Search the material below for the word "результате". Copy every line that has it.

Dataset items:
———

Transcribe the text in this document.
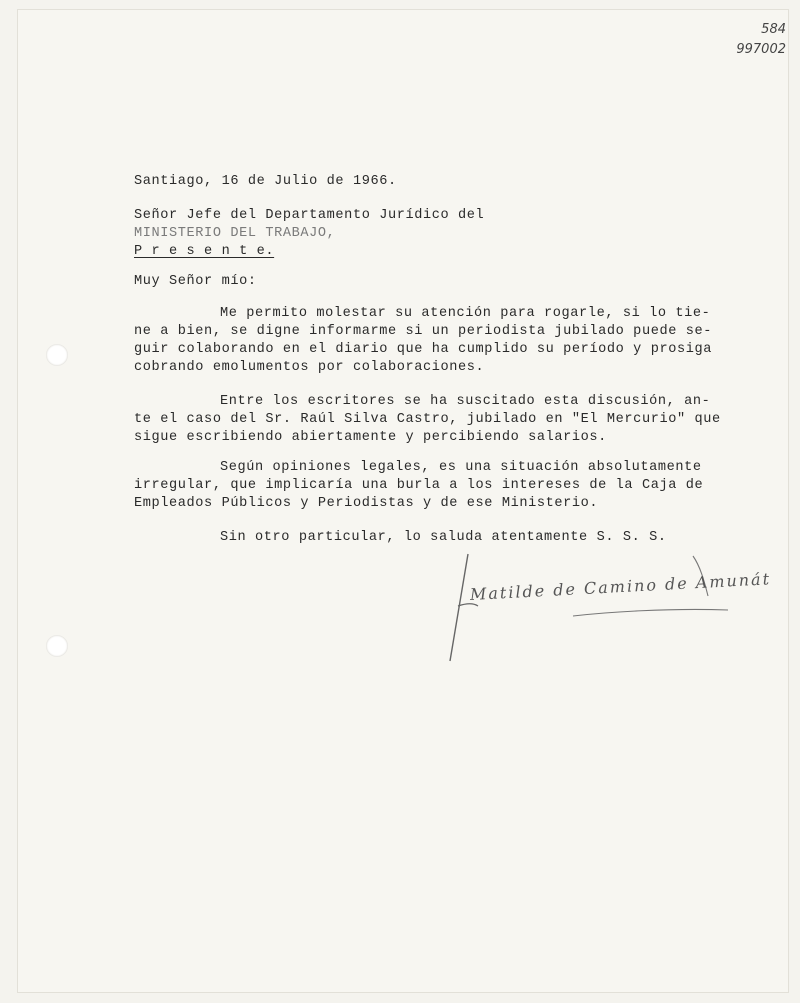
584
997002
Santiago, 16 de Julio de 1966.
Señor Jefe del Departamento Jurídico del
MINISTERIO DEL TRABAJO,
P r e s e n t e.
Muy Señor mío:
Me permito molestar su atención para rogarle, si lo tie-
ne a bien, se digne informarme si un periodista jubilado puede se-
guir colaborando en el diario que ha cumplido su período y prosiga
cobrando emolumentos por colaboraciones.
Entre los escritores se ha suscitado esta discusión, an-
te el caso del Sr. Raúl Silva Castro, jubilado en "El Mercurio" que
sigue escribiendo abiertamente y percibiendo salarios.
Según opiniones legales, es una situación absolutamente
irregular, que implicaría una burla a los intereses de la Caja de
Empleados Públicos y Periodistas y de ese Ministerio.
Sin otro particular, lo saluda atentamente S. S. S.
Matilde de Camino de Amunát
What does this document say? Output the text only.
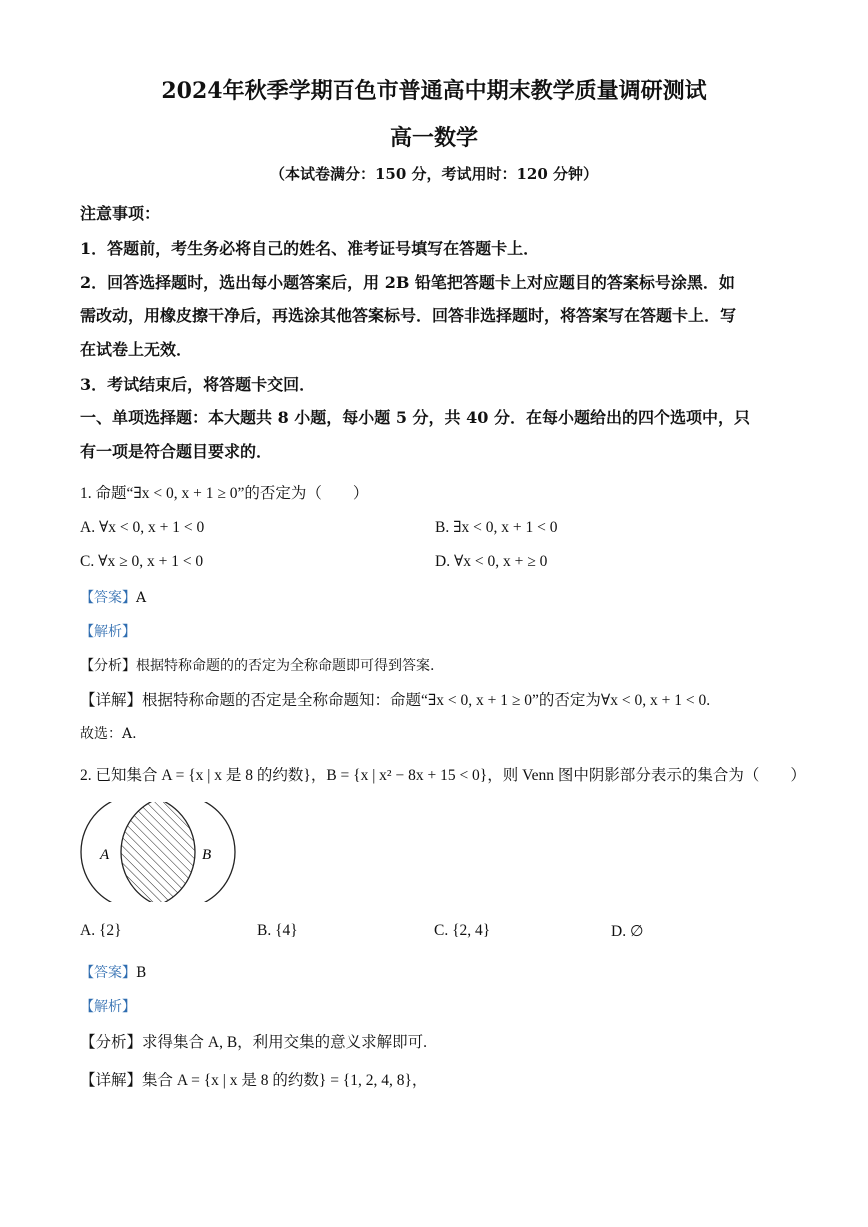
2024年秋季学期百色市普通高中期末教学质量调研测试
高一数学
（本试卷满分：150 分，考试用时：120 分钟）
注意事项：
1．答题前，考生务必将自己的姓名、准考证号填写在答题卡上．
2．回答选择题时，选出每小题答案后，用 2B 铅笔把答题卡上对应题目的答案标号涂黑．如
需改动，用橡皮擦干净后，再选涂其他答案标号．回答非选择题时，将答案写在答题卡上．写
在试卷上无效．
3．考试结束后，将答题卡交回．
一、单项选择题：本大题共 8 小题，每小题 5 分，共 40 分．在每小题给出的四个选项中，只
有一项是符合题目要求的．
1. 命题“∃x < 0, x + 1 ≥ 0”的否定为（　　）
A. ∀x < 0, x + 1 < 0	B. ∃x < 0, x + 1 < 0
C. ∀x ≥ 0, x + 1 < 0	D. ∀x < 0, x + ≥ 0
【答案】A
【解析】
【分析】根据特称命题的的否定为全称命题即可得到答案.
【详解】根据特称命题的否定是全称命题知：命题“∃x < 0, x + 1 ≥ 0”的否定为∀x < 0, x + 1 < 0.
故选：A.
2. 已知集合 A = {x | x 是 8 的约数}，B = {x | x² − 8x + 15 < 0}，则 Venn 图中阴影部分表示的集合为（　　）
A	B
A. {2}	B. {4}	C. {2, 4}	D. ∅
【答案】B
【解析】
【分析】求得集合 A, B，利用交集的意义求解即可.
【详解】集合 A = {x | x 是 8 的约数} = {1, 2, 4, 8}，
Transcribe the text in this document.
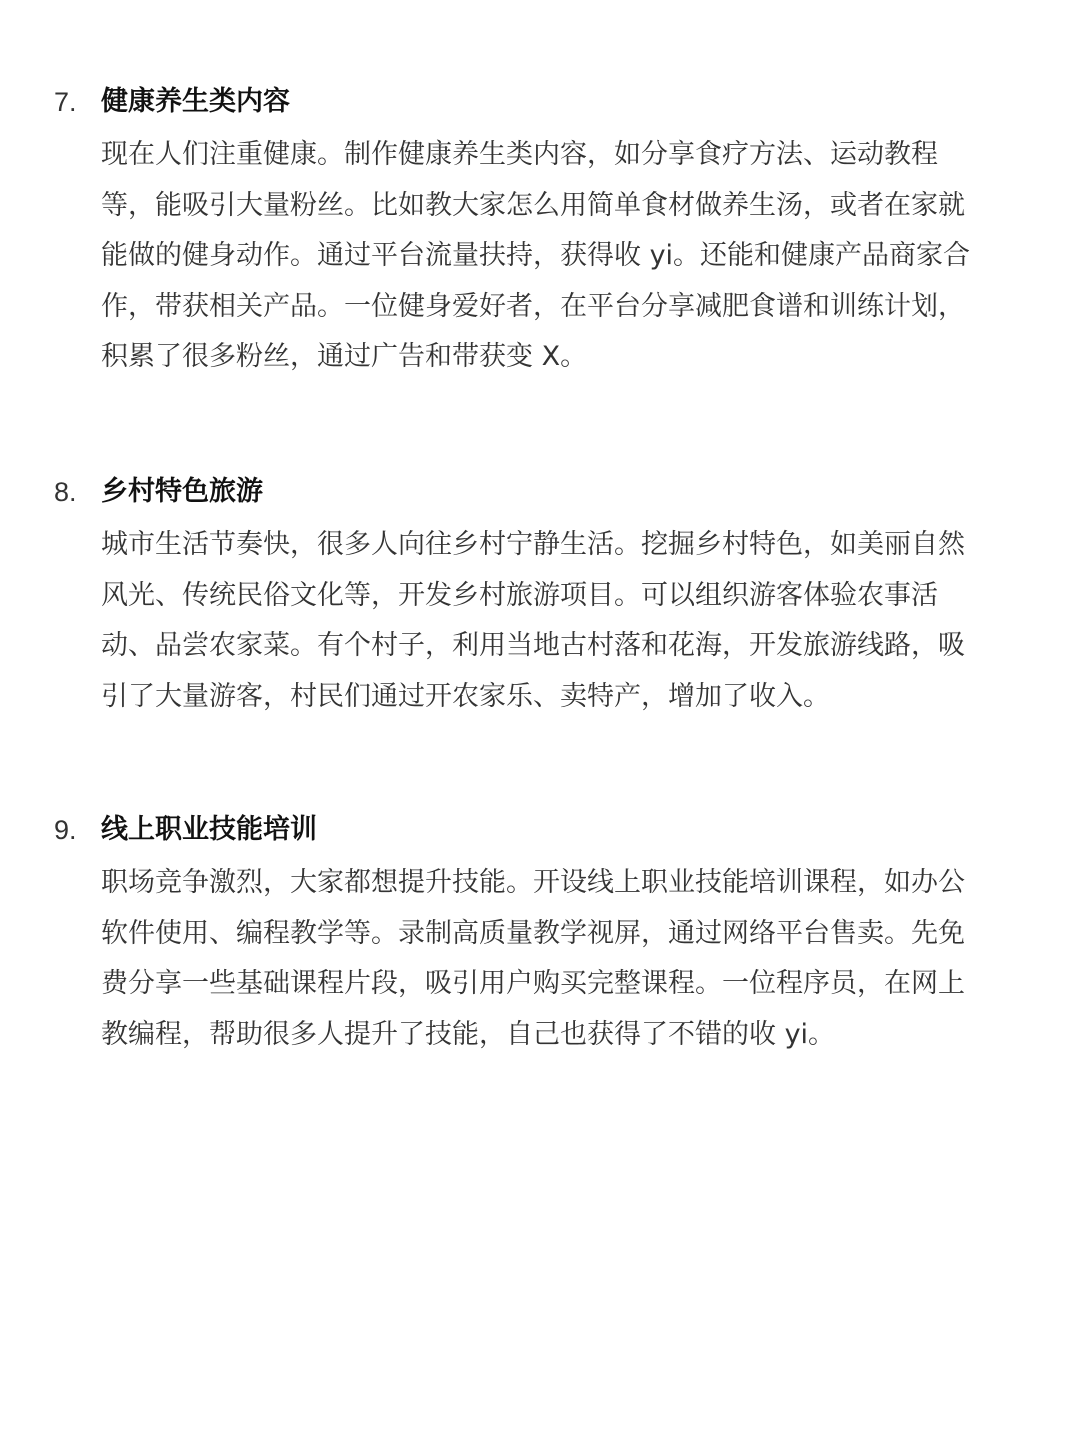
7. 健康养生类内容
现在人们注重健康。制作健康养生类内容，如分享食疗方法、运动教程
等，能吸引大量粉丝。比如教大家怎么用简单食材做养生汤，或者在家就
能做的健身动作。通过平台流量扶持，获得收 yi。还能和健康产品商家合
作，带获相关产品。一位健身爱好者，在平台分享减肥食谱和训练计划，
积累了很多粉丝，通过广告和带获变 X。
8. 乡村特色旅游
城市生活节奏快，很多人向往乡村宁静生活。挖掘乡村特色，如美丽自然
风光、传统民俗文化等，开发乡村旅游项目。可以组织游客体验农事活
动、品尝农家菜。有个村子，利用当地古村落和花海，开发旅游线路，吸
引了大量游客，村民们通过开农家乐、卖特产，增加了收入。
9. 线上职业技能培训
职场竞争激烈，大家都想提升技能。开设线上职业技能培训课程，如办公
软件使用、编程教学等。录制高质量教学视屏，通过网络平台售卖。先免
费分享一些基础课程片段，吸引用户购买完整课程。一位程序员，在网上
教编程，帮助很多人提升了技能，自己也获得了不错的收 yi。
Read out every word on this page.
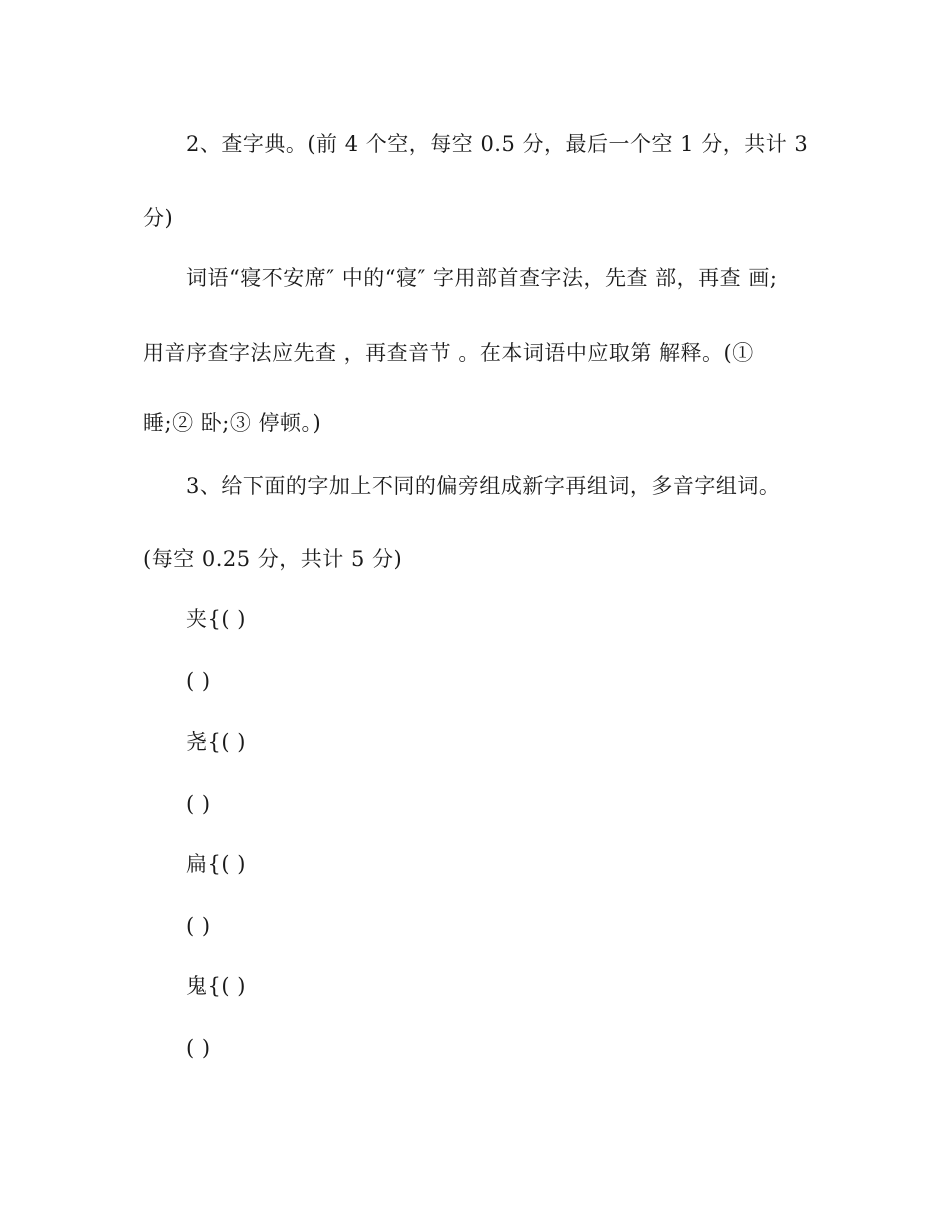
2、查字典。(前 4 个空，每空 0.5 分，最后一个空 1 分，共计 3
分)
词语“寝不安席″ 中的“寝″ 字用部首查字法，先查 部，再查 画;
用音序查字法应先查 ，再查音节 。在本词语中应取第 解释。(①
睡;② 卧;③ 停顿。)
3、给下面的字加上不同的偏旁组成新字再组词，多音字组词。
(每空 0.25 分，共计 5 分)
夹{( )
( )
尧{( )
( )
扁{( )
( )
鬼{( )
( )
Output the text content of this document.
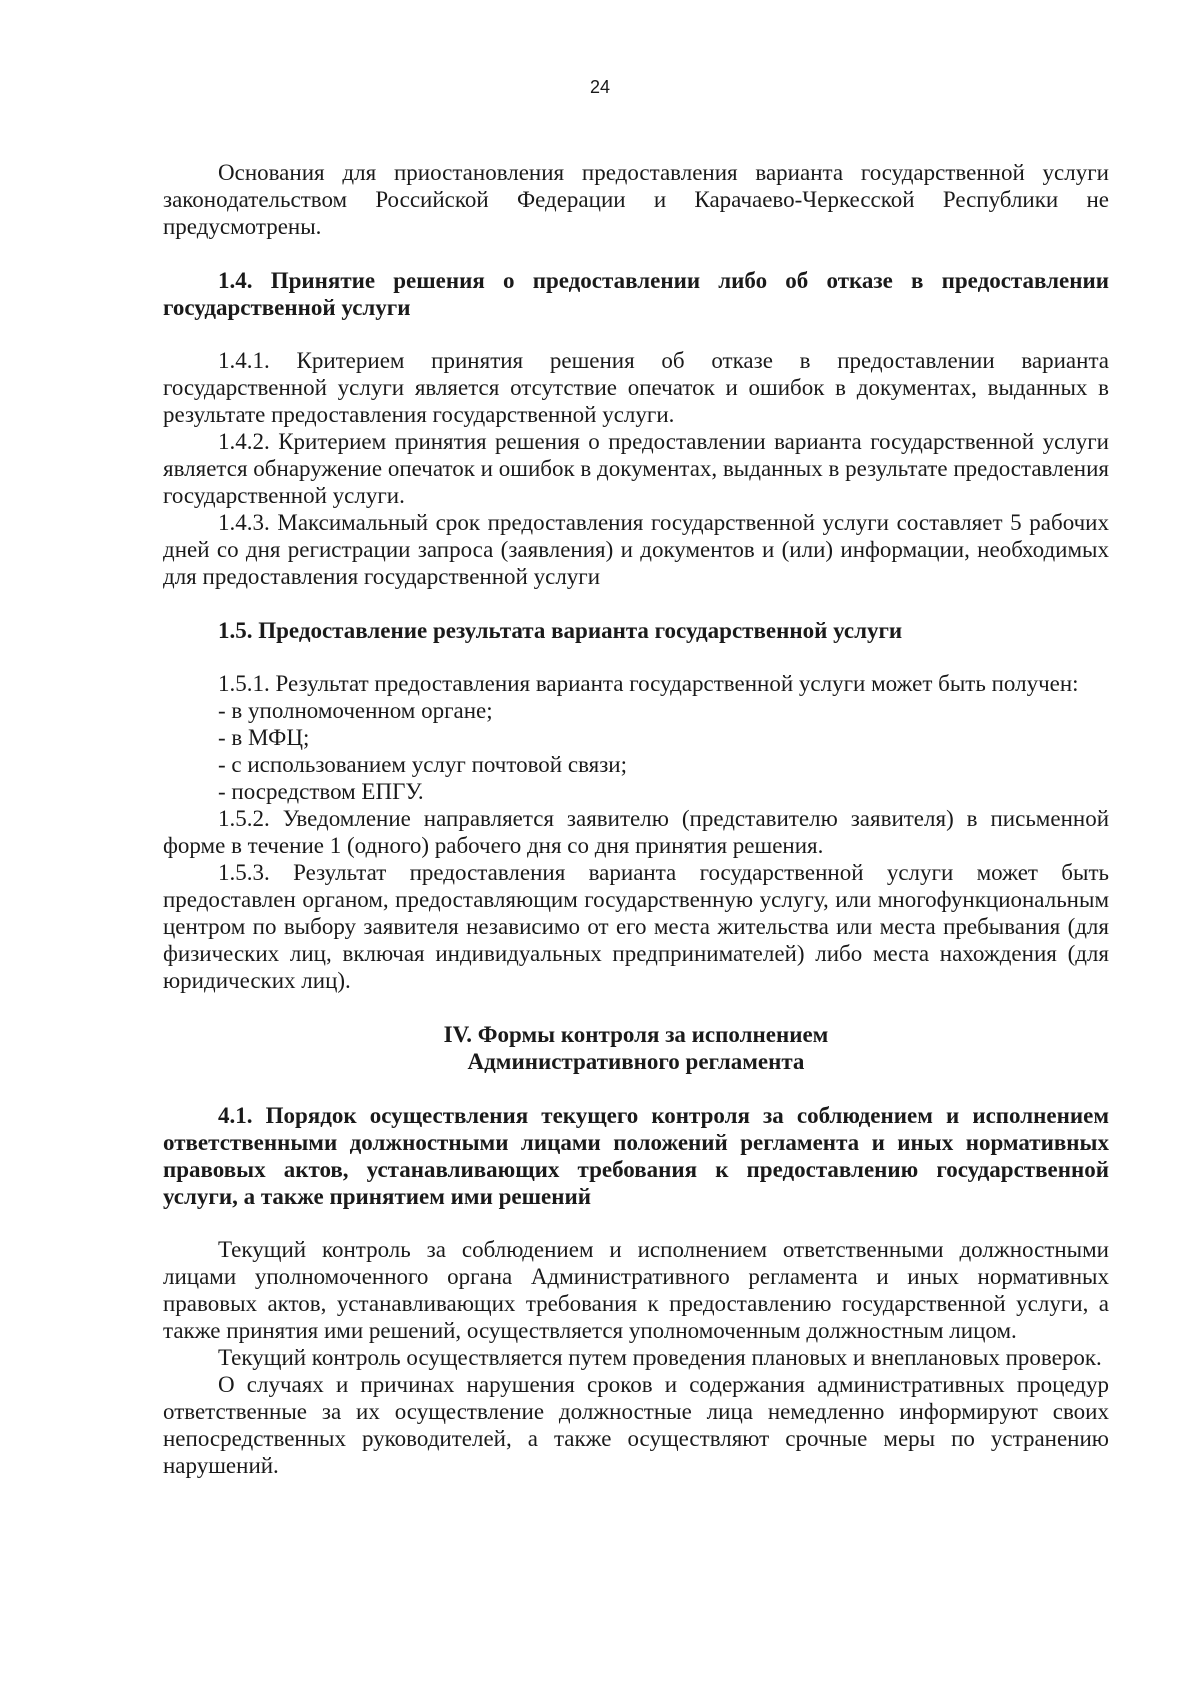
24

Основания для приостановления предоставления варианта государственной услуги законодательством Российской Федерации и Карачаево-Черкесской Республики не предусмотрены.

1.4. Принятие решения о предоставлении либо об отказе в предоставлении государственной услуги

1.4.1. Критерием принятия решения об отказе в предоставлении варианта государственной услуги является отсутствие опечаток и ошибок в документах, выданных в результате предоставления государственной услуги.

1.4.2. Критерием принятия решения о предоставлении варианта государственной услуги является обнаружение опечаток и ошибок в документах, выданных в результате предоставления государственной услуги.

1.4.3. Максимальный срок предоставления государственной услуги составляет 5 рабочих дней со дня регистрации запроса (заявления) и документов и (или) информации, необходимых для предоставления государственной услуги

1.5. Предоставление результата варианта государственной услуги

1.5.1. Результат предоставления варианта государственной услуги может быть получен:

- в уполномоченном органе;

- в МФЦ;

- с использованием услуг почтовой связи;

- посредством ЕПГУ.

1.5.2. Уведомление направляется заявителю (представителю заявителя) в письменной форме в течение 1 (одного) рабочего дня со дня принятия решения.

1.5.3. Результат предоставления варианта государственной услуги может быть предоставлен органом, предоставляющим государственную услугу, или многофункциональным центром по выбору заявителя независимо от его места жительства или места пребывания (для физических лиц, включая индивидуальных предпринимателей) либо места нахождения (для юридических лиц).

IV. Формы контроля за исполнением

Административного регламента

4.1. Порядок осуществления текущего контроля за соблюдением и исполнением ответственными должностными лицами положений регламента и иных нормативных правовых актов, устанавливающих требования к предоставлению государственной услуги, а также принятием ими решений

Текущий контроль за соблюдением и исполнением ответственными должностными лицами уполномоченного органа Административного регламента и иных нормативных правовых актов, устанавливающих требования к предоставлению государственной услуги, а также принятия ими решений, осуществляется уполномоченным должностным лицом.

Текущий контроль осуществляется путем проведения плановых и внеплановых проверок.

О случаях и причинах нарушения сроков и содержания административных процедур ответственные за их осуществление должностные лица немедленно информируют своих непосредственных руководителей, а также осуществляют срочные меры по устранению нарушений.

———

## Answer to this exercise
1.4.1. Критерием принятия решения об отказе в предоставлении варианта государственной услуги является отсутствие опечаток и ошибок в документах, выданных в результате предоставления государственной услуги.
1.4.2. Критерием принятия решения о предоставлении варианта государственной услуги является обнаружение опечаток и ошибок в документах, выданных в результате предоставления государственной услуги.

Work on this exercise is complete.